Data records
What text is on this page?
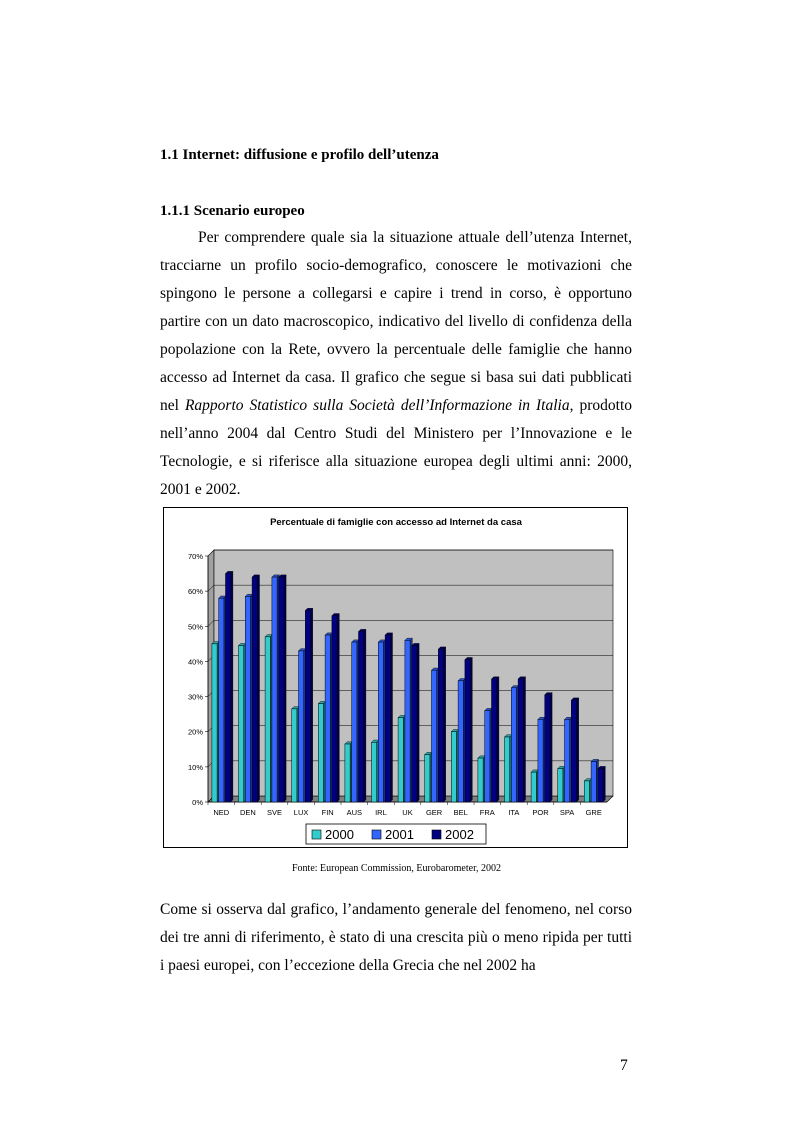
1.1 Internet: diffusione e profilo dell’utenza
1.1.1 Scenario europeo

Per comprendere quale sia la situazione attuale dell’utenza Internet, tracciarne un profilo socio-demografico, conoscere le motivazioni che spingono le persone a collegarsi e capire i trend in corso, è opportuno partire con un dato macroscopico, indicativo del livello di confidenza della popolazione con la Rete, ovvero la percentuale delle famiglie che hanno accesso ad Internet da casa. Il grafico che segue si basa sui dati pubblicati nel Rapporto Statistico sulla Società dell’Informazione in Italia, prodotto nell’anno 2004 dal Centro Studi del Ministero per l’Innovazione e le Tecnologie, e si riferisce alla situazione europea degli ultimi anni: 2000, 2001 e 2002.

Percentuale di famiglie con accesso ad Internet da casa
0%
10%
20%
30%
40%
50%
60%
70%
NED DEN SVE LUX FIN AUS IRL UK GER BEL FRA ITA POR SPA GRE
2000 2001 2002
Fonte: European Commission, Eurobarometer, 2002

Come si osserva dal grafico, l’andamento generale del fenomeno, nel corso dei tre anni di riferimento, è stato di una crescita più o meno ripida per tutti i paesi europei, con l’eccezione della Grecia che nel 2002 ha

7
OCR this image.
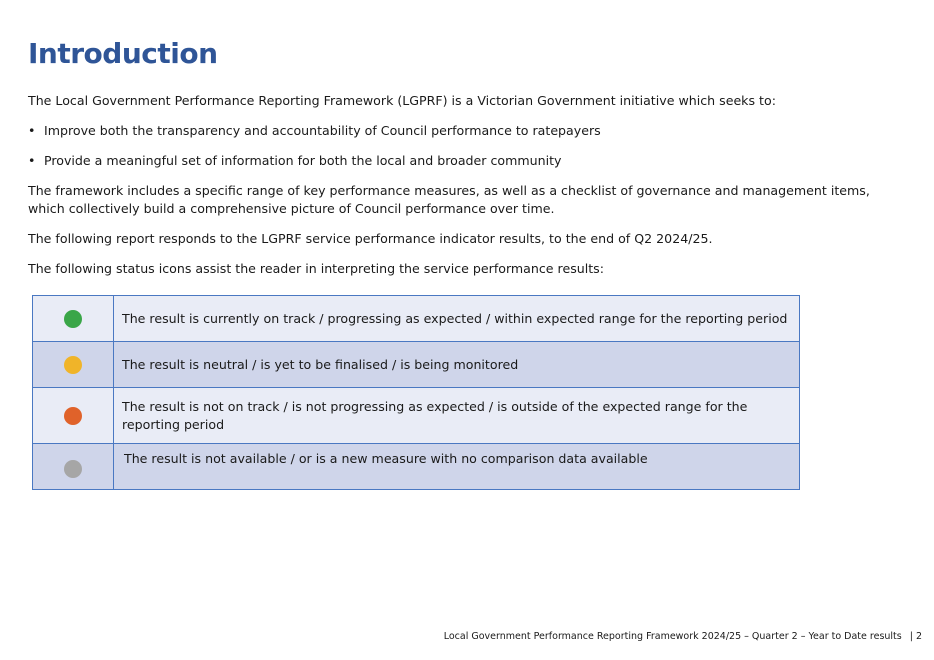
Introduction

The Local Government Performance Reporting Framework (LGPRF) is a Victorian Government initiative which seeks to:

• Improve both the transparency and accountability of Council performance to ratepayers
• Provide a meaningful set of information for both the local and broader community

The framework includes a specific range of key performance measures, as well as a checklist of governance and management items, which collectively build a comprehensive picture of Council performance over time.

The following report responds to the LGPRF service performance indicator results, to the end of Q2 2024/25.

The following status icons assist the reader in interpreting the service performance results:

	The result is currently on track / progressing as expected / within expected range for the reporting period
	The result is neutral / is yet to be finalised / is being monitored
	The result is not on track / is not progressing as expected / is outside of the expected range for the reporting period
	The result is not available / or is a new measure with no comparison data available
Local Government Performance Reporting Framework 2024/25 – Quarter 2 – Year to Date results | 2
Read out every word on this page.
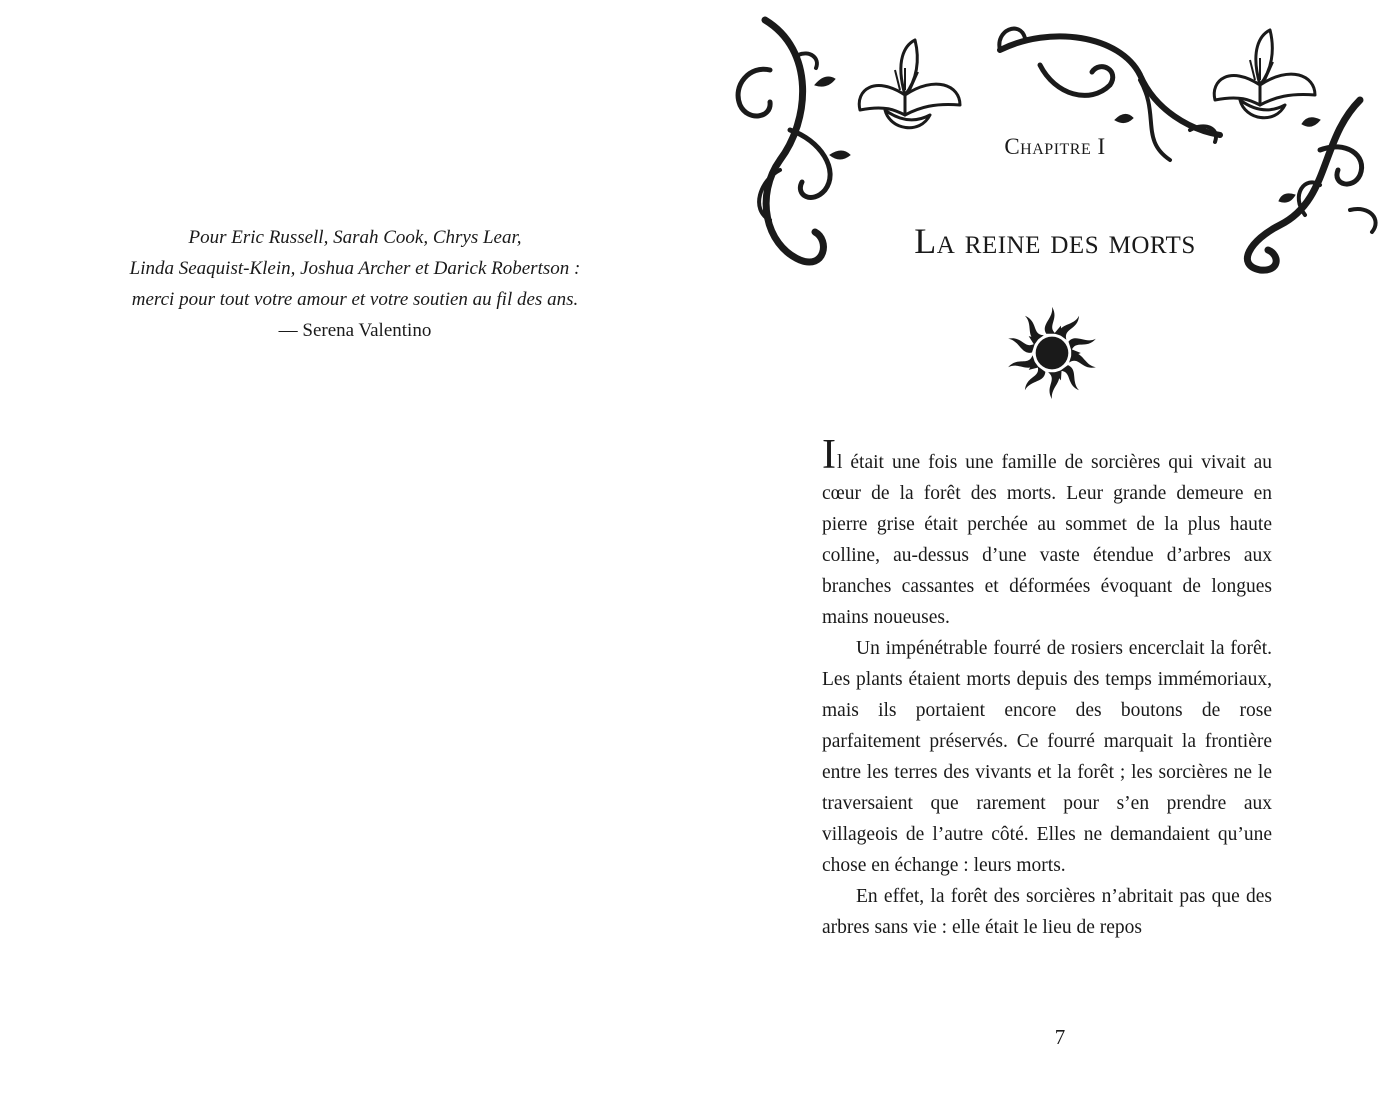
Pour Eric Russell, Sarah Cook, Chrys Lear,
Linda Seaquist-Klein, Joshua Archer et Darick Robertson :
merci pour tout votre amour et votre soutien au fil des ans.
— Serena Valentino
Chapitre I
La reine des morts

Il était une fois une famille de sorcières qui vivait au cœur de la forêt des morts. Leur grande demeure en pierre grise était perchée au sommet de la plus haute colline, au-dessus d’une vaste étendue d’arbres aux branches cassantes et déformées évoquant de longues mains noueuses.

Un impénétrable fourré de rosiers encerclait la forêt. Les plants étaient morts depuis des temps immémoriaux, mais ils portaient encore des boutons de rose parfaitement préservés. Ce fourré marquait la frontière entre les terres des vivants et la forêt ; les sorcières ne le traversaient que rarement pour s’en prendre aux villageois de l’autre côté. Elles ne demandaient qu’une chose en échange : leurs morts.

En effet, la forêt des sorcières n’abritait pas que des arbres sans vie : elle était le lieu de repos

7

▶ TASK STATEMENT: Find every line above that contains the word "this", and return each one.

▶ TASK RESULT:
What text is on this page?
OCR this image.
Read out every word on this page.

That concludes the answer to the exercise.